Work to complete. Transcribe the records below exactly as they appear.
— begin —
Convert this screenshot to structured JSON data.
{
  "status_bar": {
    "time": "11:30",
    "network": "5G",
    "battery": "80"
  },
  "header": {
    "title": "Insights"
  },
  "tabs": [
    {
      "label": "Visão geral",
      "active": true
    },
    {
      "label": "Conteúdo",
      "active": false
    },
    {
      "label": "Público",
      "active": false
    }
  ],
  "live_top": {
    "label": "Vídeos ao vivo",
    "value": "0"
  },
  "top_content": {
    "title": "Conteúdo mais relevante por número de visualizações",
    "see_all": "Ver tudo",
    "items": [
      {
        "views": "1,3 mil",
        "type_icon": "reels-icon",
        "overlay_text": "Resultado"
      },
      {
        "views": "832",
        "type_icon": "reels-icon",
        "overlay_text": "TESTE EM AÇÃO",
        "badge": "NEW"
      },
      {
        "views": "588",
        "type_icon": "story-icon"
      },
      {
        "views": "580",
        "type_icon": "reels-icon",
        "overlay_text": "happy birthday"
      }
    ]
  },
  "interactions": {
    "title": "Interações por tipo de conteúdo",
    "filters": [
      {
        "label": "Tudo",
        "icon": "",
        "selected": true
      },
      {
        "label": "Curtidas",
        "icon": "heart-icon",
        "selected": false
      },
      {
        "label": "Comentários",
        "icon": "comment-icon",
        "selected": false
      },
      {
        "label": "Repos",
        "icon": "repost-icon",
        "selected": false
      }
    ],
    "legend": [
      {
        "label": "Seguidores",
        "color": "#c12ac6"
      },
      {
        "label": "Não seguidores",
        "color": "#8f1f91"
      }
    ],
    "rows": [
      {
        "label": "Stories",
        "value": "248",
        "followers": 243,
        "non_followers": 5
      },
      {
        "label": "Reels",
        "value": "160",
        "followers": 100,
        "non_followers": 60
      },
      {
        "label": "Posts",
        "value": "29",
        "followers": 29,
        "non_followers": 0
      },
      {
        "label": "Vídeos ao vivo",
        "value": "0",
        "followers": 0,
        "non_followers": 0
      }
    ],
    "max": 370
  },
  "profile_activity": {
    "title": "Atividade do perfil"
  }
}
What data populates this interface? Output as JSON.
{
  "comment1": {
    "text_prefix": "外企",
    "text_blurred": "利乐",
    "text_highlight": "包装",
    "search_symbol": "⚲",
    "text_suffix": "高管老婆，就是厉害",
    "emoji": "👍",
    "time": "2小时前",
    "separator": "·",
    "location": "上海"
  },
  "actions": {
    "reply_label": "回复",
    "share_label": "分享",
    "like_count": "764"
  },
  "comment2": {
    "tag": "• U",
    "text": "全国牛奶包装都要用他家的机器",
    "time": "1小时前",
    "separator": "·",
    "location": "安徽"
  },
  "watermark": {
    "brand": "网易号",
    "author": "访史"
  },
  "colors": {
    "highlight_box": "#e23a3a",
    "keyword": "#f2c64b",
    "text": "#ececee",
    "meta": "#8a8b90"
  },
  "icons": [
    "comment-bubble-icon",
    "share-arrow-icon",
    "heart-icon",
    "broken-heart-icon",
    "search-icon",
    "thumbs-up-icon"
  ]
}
— end —
Solution to the problem.
Convert this screenshot to structured JSON data.
{
  "status_bar": {
    "time": "11:30",
    "network": "5G",
    "battery": "80"
  },
  "header": {
    "title": "Insights"
  },
  "tabs": [
    {
      "label": "Visão geral",
      "active": true
    },
    {
      "label": "Conteúdo",
      "active": false
    },
    {
      "label": "Público",
      "active": false
    }
  ],
  "live_top": {
    "label": "Vídeos ao vivo",
    "value": "0"
  },
  "top_content": {
    "title": "Conteúdo mais relevante por número de visualizações",
    "see_all": "Ver tudo",
    "items": [
      {
        "views": "1,3 mil",
        "type_icon": "reels-icon",
        "overlay_text": "Resultado"
      },
      {
        "views": "832",
        "type_icon": "reels-icon",
        "overlay_text": "TESTE EM AÇÃO",
        "badge": "NEW"
      },
      {
        "views": "588",
        "type_icon": "story-icon"
      },
      {
        "views": "580",
        "type_icon": "reels-icon",
        "overlay_text": "happy birthday"
      }
    ]
  },
  "interactions": {
    "title": "Interações por tipo de conteúdo",
    "filters": [
      {
        "label": "Tudo",
        "icon": "",
        "selected": true
      },
      {
        "label": "Curtidas",
        "icon": "heart-icon",
        "selected": false
      },
      {
        "label": "Comentários",
        "icon": "comment-icon",
        "selected": false
      },
      {
        "label": "Repos",
        "icon": "repost-icon",
        "selected": false
      }
    ],
    "legend": [
      {
        "label": "Seguidores",
        "color": "#c12ac6"
      },
      {
        "label": "Não seguidores",
        "color": "#8f1f91"
      }
    ],
    "rows": [
      {
        "label": "Stories",
        "value": "248",
        "followers": 243,
        "non_followers": 5
      },
      {
        "label": "Reels",
        "value": "160",
        "followers": 100,
        "non_followers": 60
      },
      {
        "label": "Posts",
        "value": "29",
        "followers": 29,
        "non_followers": 0
      },
      {
        "label": "Vídeos ao vivo",
        "value": "0",
        "followers": 0,
        "non_followers": 0
      }
    ],
    "max": 370
  },
  "profile_activity": {
    "title": "Atividade do perfil"
  }
}
What data populates this interface? Output as JSON.
{
  "comment1": {
    "text_prefix": "外企",
    "text_blurred": "利乐",
    "text_highlight": "包装",
    "search_symbol": "⚲",
    "text_suffix": "高管老婆，就是厉害",
    "emoji": "👍",
    "time": "2小时前",
    "separator": "·",
    "location": "上海"
  },
  "actions": {
    "reply_label": "回复",
    "share_label": "分享",
    "like_count": "764"
  },
  "comment2": {
    "tag": "• U",
    "text": "全国牛奶包装都要用他家的机器",
    "time": "1小时前",
    "separator": "·",
    "location": "安徽"
  },
  "watermark": {
    "brand": "网易号",
    "author": "访史"
  },
  "colors": {
    "highlight_box": "#e23a3a",
    "keyword": "#f2c64b",
    "text": "#ececee",
    "meta": "#8a8b90"
  },
  "icons": [
    "comment-bubble-icon",
    "share-arrow-icon",
    "heart-icon",
    "broken-heart-icon",
    "search-icon",
    "thumbs-up-icon"
  ]
}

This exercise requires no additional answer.